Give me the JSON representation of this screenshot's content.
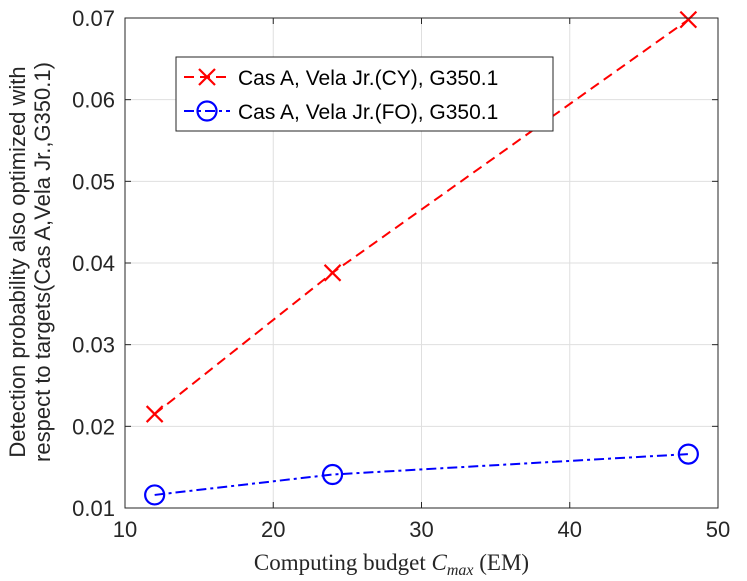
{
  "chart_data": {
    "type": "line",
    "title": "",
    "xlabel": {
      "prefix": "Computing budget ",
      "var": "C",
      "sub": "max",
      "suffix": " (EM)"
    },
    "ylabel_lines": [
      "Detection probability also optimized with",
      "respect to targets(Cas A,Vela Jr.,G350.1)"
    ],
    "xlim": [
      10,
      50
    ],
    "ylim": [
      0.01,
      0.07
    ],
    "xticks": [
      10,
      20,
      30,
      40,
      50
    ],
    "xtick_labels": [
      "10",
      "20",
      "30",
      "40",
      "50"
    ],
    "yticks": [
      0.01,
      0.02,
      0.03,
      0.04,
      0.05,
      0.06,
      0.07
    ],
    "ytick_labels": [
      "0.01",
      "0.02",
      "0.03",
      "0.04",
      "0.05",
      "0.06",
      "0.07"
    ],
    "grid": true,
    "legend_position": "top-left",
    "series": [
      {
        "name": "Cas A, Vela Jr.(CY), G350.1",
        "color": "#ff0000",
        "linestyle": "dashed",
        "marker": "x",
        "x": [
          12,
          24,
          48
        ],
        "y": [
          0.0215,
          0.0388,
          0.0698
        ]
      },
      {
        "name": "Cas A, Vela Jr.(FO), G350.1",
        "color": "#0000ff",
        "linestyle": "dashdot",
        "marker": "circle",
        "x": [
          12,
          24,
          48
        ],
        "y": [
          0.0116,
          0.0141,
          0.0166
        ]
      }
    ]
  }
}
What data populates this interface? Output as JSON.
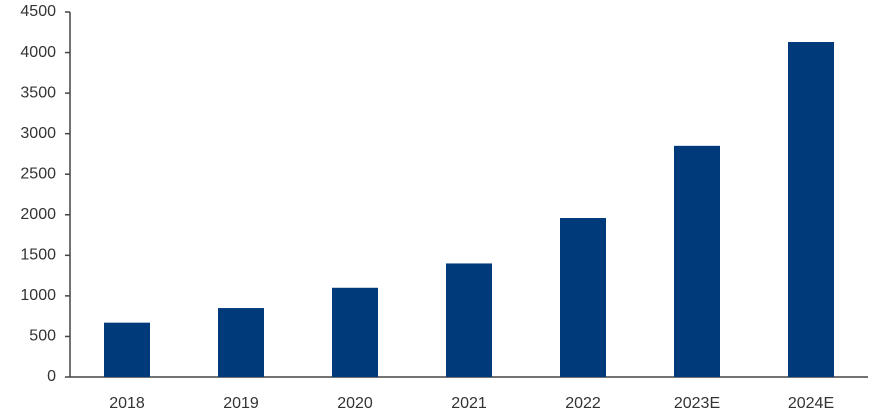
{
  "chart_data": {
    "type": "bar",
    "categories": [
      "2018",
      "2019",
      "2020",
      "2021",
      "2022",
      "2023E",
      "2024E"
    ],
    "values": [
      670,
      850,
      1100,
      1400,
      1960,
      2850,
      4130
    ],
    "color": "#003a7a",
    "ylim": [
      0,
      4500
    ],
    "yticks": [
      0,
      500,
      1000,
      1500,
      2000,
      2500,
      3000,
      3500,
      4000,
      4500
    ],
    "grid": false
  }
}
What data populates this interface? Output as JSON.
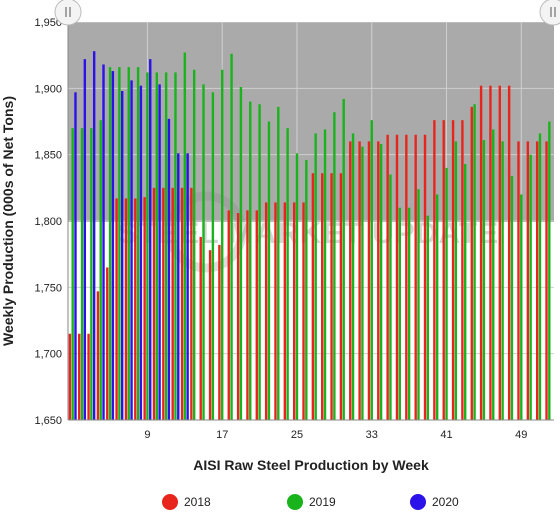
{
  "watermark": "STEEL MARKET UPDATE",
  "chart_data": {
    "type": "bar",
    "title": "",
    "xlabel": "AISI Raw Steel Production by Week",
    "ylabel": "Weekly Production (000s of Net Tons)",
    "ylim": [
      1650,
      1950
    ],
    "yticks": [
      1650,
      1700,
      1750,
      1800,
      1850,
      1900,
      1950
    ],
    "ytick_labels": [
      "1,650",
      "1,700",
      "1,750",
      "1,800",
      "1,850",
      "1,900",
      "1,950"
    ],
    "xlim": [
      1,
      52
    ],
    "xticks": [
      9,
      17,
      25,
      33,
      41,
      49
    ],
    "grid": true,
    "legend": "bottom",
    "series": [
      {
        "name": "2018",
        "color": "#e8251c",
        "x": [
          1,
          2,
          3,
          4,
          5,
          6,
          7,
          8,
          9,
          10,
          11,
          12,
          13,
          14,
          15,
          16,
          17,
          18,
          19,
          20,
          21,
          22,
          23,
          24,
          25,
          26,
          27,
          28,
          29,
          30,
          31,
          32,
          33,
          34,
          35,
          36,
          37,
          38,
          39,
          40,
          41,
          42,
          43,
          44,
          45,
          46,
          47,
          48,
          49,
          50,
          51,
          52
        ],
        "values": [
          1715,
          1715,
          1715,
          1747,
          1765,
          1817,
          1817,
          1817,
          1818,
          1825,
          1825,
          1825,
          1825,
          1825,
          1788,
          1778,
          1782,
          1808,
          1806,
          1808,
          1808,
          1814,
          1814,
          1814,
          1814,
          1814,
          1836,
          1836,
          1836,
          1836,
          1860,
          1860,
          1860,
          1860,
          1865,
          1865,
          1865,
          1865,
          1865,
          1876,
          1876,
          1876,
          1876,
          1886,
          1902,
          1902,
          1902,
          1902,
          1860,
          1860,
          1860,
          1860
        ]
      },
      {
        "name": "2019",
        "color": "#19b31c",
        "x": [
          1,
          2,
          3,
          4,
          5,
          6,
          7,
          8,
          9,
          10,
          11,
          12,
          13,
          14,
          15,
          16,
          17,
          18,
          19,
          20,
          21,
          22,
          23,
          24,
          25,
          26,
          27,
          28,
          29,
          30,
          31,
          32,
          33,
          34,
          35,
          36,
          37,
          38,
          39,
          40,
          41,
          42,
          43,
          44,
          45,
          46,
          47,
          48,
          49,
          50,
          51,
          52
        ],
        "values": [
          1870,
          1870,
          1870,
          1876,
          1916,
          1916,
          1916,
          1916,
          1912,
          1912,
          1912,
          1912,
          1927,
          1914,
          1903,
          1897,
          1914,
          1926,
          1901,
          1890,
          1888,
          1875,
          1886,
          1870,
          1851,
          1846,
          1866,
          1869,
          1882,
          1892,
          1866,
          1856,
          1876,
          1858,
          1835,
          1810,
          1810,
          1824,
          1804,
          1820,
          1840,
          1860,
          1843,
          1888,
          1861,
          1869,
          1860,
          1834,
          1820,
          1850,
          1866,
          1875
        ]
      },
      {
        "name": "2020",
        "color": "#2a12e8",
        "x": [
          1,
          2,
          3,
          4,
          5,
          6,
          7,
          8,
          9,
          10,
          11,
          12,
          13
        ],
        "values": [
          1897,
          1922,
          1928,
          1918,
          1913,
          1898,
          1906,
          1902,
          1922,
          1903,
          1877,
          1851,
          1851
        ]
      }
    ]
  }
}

- - - - - - -

Task »
Filter the entries down to the lines containing "color". Copy each of those lines.

Answer to the task »
        "color": "#ff0000",
        "color": "#0000ff",
    "color": "#003a7a",
        "color": "#e8251c",
        "color": "#19b31c",
        "color": "#2a12e8",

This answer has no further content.